■ **Brief**
What is the count of lines that hold the word "Days"? Give only the number.

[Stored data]
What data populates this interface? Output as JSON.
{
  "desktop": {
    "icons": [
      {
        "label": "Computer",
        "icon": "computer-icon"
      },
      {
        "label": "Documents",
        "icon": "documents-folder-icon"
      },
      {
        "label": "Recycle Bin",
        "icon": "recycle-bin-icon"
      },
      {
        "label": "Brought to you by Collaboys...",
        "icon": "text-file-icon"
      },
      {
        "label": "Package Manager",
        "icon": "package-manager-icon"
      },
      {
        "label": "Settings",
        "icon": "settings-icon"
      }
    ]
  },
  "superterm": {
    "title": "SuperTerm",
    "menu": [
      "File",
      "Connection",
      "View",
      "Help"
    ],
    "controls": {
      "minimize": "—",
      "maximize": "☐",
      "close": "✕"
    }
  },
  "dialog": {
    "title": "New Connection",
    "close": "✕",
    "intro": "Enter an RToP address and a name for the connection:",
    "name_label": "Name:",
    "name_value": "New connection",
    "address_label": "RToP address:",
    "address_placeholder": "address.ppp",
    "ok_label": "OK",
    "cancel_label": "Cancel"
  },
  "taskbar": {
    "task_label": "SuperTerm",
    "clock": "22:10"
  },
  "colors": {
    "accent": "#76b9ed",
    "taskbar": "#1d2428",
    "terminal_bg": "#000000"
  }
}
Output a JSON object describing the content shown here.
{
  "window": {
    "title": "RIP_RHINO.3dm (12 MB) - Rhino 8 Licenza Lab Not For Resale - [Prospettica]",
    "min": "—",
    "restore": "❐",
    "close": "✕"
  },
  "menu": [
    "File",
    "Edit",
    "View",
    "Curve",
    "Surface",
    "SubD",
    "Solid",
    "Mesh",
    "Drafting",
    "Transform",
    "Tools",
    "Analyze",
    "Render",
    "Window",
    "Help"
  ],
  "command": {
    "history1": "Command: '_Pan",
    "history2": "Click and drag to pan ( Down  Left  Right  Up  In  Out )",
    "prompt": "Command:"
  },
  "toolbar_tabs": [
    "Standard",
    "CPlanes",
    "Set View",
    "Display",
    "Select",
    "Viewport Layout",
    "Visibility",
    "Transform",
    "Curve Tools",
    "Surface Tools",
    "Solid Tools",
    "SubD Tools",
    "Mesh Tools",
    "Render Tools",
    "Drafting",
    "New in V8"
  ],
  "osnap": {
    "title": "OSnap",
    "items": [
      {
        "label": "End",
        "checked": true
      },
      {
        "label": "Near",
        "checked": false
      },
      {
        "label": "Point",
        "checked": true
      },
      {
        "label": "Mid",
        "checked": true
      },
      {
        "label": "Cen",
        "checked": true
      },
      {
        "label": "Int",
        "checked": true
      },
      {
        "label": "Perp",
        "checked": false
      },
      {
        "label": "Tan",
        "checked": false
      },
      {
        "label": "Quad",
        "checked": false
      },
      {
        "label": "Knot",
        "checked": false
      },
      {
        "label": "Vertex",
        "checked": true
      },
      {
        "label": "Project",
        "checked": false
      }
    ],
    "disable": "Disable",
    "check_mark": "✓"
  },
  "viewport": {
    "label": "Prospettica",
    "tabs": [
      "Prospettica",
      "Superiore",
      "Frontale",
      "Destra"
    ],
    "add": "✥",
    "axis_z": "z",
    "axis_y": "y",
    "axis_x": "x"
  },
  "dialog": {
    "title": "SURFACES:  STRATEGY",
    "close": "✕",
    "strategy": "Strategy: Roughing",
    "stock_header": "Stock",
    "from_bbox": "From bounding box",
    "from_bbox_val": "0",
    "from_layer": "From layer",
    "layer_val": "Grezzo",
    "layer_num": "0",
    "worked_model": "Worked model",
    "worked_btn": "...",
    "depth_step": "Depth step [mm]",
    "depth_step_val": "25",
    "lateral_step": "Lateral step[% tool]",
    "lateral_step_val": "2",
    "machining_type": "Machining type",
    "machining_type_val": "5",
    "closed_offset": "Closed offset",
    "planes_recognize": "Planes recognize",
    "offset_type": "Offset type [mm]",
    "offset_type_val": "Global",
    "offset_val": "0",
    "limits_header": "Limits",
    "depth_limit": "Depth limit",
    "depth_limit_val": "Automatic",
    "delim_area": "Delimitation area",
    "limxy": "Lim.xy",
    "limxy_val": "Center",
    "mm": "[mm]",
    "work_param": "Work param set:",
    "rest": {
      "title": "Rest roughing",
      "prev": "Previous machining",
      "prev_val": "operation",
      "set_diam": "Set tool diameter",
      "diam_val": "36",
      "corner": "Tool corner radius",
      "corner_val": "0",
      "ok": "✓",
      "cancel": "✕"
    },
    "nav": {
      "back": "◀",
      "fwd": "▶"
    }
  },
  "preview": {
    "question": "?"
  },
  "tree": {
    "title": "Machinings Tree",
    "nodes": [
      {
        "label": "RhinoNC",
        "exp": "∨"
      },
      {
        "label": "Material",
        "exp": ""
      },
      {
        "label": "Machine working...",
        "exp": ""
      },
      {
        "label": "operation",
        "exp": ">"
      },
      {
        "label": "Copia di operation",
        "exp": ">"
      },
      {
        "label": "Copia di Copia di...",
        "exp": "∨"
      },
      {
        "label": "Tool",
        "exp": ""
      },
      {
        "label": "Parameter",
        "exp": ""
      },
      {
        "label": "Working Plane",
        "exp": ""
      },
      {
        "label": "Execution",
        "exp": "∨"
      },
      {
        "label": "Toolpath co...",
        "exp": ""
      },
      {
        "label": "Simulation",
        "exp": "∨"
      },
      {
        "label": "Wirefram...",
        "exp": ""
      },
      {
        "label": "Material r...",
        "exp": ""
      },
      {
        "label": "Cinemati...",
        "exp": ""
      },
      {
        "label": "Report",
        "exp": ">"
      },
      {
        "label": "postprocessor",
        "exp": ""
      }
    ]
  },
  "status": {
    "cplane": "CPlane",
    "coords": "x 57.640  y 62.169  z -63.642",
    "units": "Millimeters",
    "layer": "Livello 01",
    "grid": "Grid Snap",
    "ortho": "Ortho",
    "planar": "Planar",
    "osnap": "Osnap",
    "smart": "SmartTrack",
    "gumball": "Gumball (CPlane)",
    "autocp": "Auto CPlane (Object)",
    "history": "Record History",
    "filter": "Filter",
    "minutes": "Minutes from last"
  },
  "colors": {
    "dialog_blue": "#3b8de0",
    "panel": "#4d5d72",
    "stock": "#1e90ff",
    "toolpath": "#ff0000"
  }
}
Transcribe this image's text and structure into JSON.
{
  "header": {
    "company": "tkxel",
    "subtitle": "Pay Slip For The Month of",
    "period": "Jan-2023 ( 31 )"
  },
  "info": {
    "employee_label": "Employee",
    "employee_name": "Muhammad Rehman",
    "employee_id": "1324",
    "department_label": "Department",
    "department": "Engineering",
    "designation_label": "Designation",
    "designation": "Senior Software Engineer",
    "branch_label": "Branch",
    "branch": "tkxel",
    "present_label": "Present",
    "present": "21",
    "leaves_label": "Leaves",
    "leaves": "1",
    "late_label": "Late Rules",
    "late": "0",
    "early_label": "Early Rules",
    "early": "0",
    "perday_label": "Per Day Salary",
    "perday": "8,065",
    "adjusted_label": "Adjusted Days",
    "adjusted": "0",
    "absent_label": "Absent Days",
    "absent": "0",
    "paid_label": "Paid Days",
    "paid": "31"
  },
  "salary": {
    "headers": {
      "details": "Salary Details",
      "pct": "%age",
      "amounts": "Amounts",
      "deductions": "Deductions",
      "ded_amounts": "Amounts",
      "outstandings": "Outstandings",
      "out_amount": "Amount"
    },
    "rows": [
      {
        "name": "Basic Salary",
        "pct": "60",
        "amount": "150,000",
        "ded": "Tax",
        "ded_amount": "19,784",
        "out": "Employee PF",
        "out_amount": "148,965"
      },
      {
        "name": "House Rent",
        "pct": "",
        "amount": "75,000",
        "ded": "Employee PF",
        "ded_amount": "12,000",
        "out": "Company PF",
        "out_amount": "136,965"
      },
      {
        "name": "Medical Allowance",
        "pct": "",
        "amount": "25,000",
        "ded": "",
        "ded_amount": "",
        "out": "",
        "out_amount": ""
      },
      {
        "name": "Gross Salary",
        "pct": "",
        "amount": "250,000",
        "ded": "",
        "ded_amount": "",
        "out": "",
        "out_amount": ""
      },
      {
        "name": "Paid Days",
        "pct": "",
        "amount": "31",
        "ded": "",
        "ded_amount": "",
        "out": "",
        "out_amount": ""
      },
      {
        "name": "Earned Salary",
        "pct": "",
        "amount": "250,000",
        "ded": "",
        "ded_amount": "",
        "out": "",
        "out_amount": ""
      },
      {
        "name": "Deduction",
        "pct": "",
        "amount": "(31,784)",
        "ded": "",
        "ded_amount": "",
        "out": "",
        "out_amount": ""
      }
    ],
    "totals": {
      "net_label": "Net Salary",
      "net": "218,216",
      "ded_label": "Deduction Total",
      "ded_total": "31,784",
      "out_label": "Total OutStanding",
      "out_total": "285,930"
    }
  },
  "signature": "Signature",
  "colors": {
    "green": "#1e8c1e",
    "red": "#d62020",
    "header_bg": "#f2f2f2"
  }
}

■ **Output for this task**
4